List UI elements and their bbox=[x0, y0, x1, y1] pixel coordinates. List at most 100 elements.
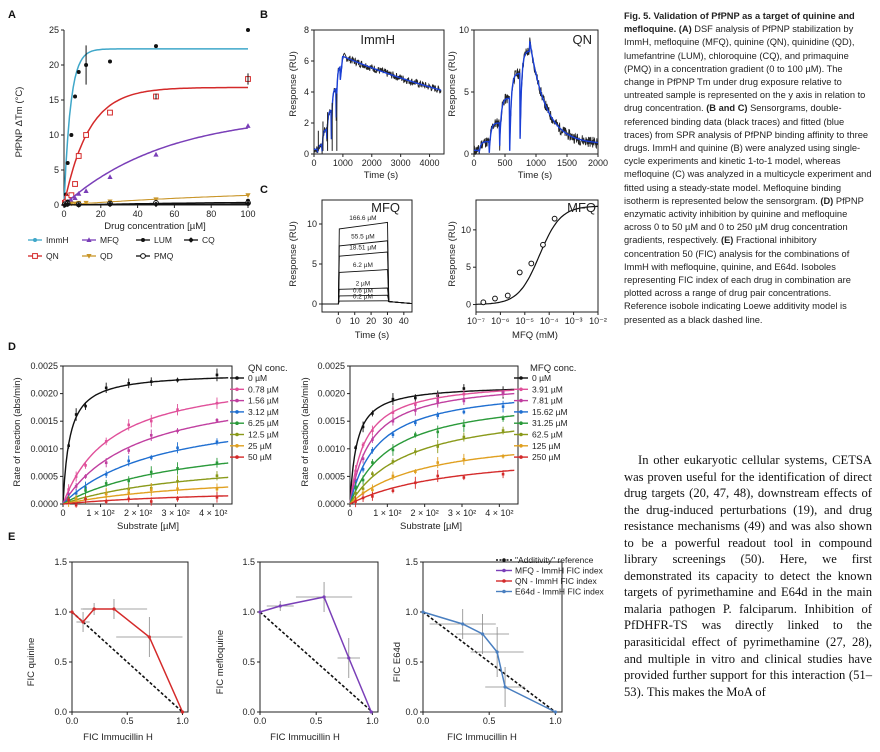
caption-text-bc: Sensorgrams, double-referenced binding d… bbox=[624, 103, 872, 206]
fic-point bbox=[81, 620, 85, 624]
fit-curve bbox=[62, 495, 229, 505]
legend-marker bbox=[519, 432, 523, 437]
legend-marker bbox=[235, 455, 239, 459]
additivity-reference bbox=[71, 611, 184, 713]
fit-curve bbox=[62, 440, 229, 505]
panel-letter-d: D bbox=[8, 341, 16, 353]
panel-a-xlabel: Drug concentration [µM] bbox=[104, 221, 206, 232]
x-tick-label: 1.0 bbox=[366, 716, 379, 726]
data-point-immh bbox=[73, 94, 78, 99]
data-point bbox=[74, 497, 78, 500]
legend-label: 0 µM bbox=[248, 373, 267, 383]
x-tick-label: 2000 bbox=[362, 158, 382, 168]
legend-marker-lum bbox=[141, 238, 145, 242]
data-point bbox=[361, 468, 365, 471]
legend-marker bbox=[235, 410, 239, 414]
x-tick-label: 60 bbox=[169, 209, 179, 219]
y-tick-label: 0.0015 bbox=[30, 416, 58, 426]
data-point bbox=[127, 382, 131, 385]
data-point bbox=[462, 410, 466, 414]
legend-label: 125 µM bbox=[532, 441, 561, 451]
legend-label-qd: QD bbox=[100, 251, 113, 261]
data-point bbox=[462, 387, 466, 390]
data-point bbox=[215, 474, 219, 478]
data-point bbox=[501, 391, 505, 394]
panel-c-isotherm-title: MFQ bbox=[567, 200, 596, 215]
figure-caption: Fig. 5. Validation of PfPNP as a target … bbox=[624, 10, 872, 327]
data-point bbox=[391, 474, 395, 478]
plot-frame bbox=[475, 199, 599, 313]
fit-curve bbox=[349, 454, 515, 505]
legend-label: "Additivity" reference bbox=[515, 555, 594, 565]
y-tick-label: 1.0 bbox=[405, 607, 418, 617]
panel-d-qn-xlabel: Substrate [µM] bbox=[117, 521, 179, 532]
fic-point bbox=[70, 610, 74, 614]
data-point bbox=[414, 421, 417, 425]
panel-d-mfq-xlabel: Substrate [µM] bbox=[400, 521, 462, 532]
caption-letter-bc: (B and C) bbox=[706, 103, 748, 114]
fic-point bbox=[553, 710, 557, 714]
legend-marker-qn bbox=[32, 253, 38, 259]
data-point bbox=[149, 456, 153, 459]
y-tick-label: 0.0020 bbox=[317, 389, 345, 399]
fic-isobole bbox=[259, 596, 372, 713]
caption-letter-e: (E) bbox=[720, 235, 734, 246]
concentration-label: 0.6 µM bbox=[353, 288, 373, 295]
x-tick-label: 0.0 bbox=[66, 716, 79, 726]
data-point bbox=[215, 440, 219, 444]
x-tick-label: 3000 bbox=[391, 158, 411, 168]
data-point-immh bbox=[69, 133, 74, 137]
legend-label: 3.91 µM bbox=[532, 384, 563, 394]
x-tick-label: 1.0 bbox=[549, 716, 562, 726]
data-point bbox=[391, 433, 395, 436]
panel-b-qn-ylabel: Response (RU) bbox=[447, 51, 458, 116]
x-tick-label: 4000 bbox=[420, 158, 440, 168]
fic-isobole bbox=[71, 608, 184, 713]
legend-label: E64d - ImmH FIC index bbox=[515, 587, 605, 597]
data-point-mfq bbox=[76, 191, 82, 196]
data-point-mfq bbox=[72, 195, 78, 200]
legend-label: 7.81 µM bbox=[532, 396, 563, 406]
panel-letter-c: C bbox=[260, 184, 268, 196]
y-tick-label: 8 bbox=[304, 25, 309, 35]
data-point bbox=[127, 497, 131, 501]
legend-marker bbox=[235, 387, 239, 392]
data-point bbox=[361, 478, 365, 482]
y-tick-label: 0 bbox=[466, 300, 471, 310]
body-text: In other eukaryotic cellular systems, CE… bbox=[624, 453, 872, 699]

Work to do: Reproduce every line of the data above word for word, leaving out the pictures.

Solved exercise:
List UI elements and their bbox=[x0, y0, x1, y1] pixel coordinates. List at most 100 elements.
caption-text-bc: Sensorgrams, double-referenced binding d… bbox=[624, 103, 872, 206]
fic-point bbox=[81, 620, 85, 624]
fit-curve bbox=[62, 495, 229, 505]
legend-marker bbox=[519, 432, 523, 437]
legend-marker bbox=[235, 455, 239, 459]
additivity-reference bbox=[71, 611, 184, 713]
fit-curve bbox=[62, 440, 229, 505]
panel-letter-d: D bbox=[8, 341, 16, 353]
panel-a-xlabel: Drug concentration [µM] bbox=[104, 221, 206, 232]
x-tick-label: 1.0 bbox=[366, 716, 379, 726]
data-point-immh bbox=[73, 94, 78, 99]
data-point bbox=[74, 497, 78, 500]
legend-label: 0 µM bbox=[248, 373, 267, 383]
x-tick-label: 2000 bbox=[362, 158, 382, 168]
legend-marker-lum bbox=[141, 238, 145, 242]
data-point bbox=[361, 468, 365, 471]
legend-marker bbox=[235, 410, 239, 414]
x-tick-label: 60 bbox=[169, 209, 179, 219]
y-tick-label: 0.0015 bbox=[30, 416, 58, 426]
data-point bbox=[127, 382, 131, 385]
data-point bbox=[462, 410, 466, 414]
legend-label: 125 µM bbox=[532, 441, 561, 451]
legend-label-qd: QD bbox=[100, 251, 113, 261]
data-point bbox=[462, 387, 466, 390]
data-point bbox=[215, 474, 219, 478]
data-point bbox=[501, 391, 505, 394]
panel-c-isotherm-title: MFQ bbox=[567, 200, 596, 215]
figure-caption: Fig. 5. Validation of PfPNP as a target … bbox=[624, 10, 872, 327]
data-point bbox=[391, 474, 395, 478]
plot-frame bbox=[475, 199, 599, 313]
fit-curve bbox=[349, 454, 515, 505]
legend-label: "Additivity" reference bbox=[515, 555, 594, 565]
y-tick-label: 1.0 bbox=[405, 607, 418, 617]
panel-d-qn-xlabel: Substrate [µM] bbox=[117, 521, 179, 532]
fic-point bbox=[70, 610, 74, 614]
data-point bbox=[414, 421, 417, 425]
panel-d-mfq-xlabel: Substrate [µM] bbox=[400, 521, 462, 532]
caption-letter-bc: (B and C) bbox=[706, 103, 748, 114]
fic-point bbox=[553, 710, 557, 714]
legend-marker-qn bbox=[32, 253, 38, 259]
data-point bbox=[149, 456, 153, 459]
y-tick-label: 0.0020 bbox=[317, 389, 345, 399]
fic-isobole bbox=[259, 596, 372, 713]
caption-letter-e: (E) bbox=[720, 235, 734, 246]
concentration-label: 0.6 µM bbox=[353, 288, 373, 295]
x-tick-label: 0.0 bbox=[66, 716, 79, 726]
data-point bbox=[215, 440, 219, 444]
x-tick-label: 3000 bbox=[391, 158, 411, 168]
data-point-immh bbox=[69, 133, 74, 137]
legend-label: 3.91 µM bbox=[532, 384, 563, 394]
x-tick-label: 1.0 bbox=[549, 716, 562, 726]
data-point bbox=[391, 433, 395, 436]
panel-b-qn-ylabel: Response (RU) bbox=[447, 51, 458, 116]
x-tick-label: 4000 bbox=[420, 158, 440, 168]
fic-isobole bbox=[71, 608, 184, 713]
legend-label: E64d - ImmH FIC index bbox=[515, 587, 605, 597]
data-point-mfq bbox=[76, 191, 82, 196]
data-point-mfq bbox=[72, 195, 78, 200]
legend-label: 7.81 µM bbox=[532, 396, 563, 406]
panel-letter-c: C bbox=[260, 184, 268, 196]
y-tick-label: 8 bbox=[304, 25, 309, 35]
data-point bbox=[127, 497, 131, 501]
legend-marker bbox=[235, 387, 239, 392]
data-point bbox=[361, 478, 365, 482]
y-tick-label: 0 bbox=[466, 300, 471, 310]
body-text: In other eukaryotic cellular systems, CE… bbox=[624, 453, 872, 699]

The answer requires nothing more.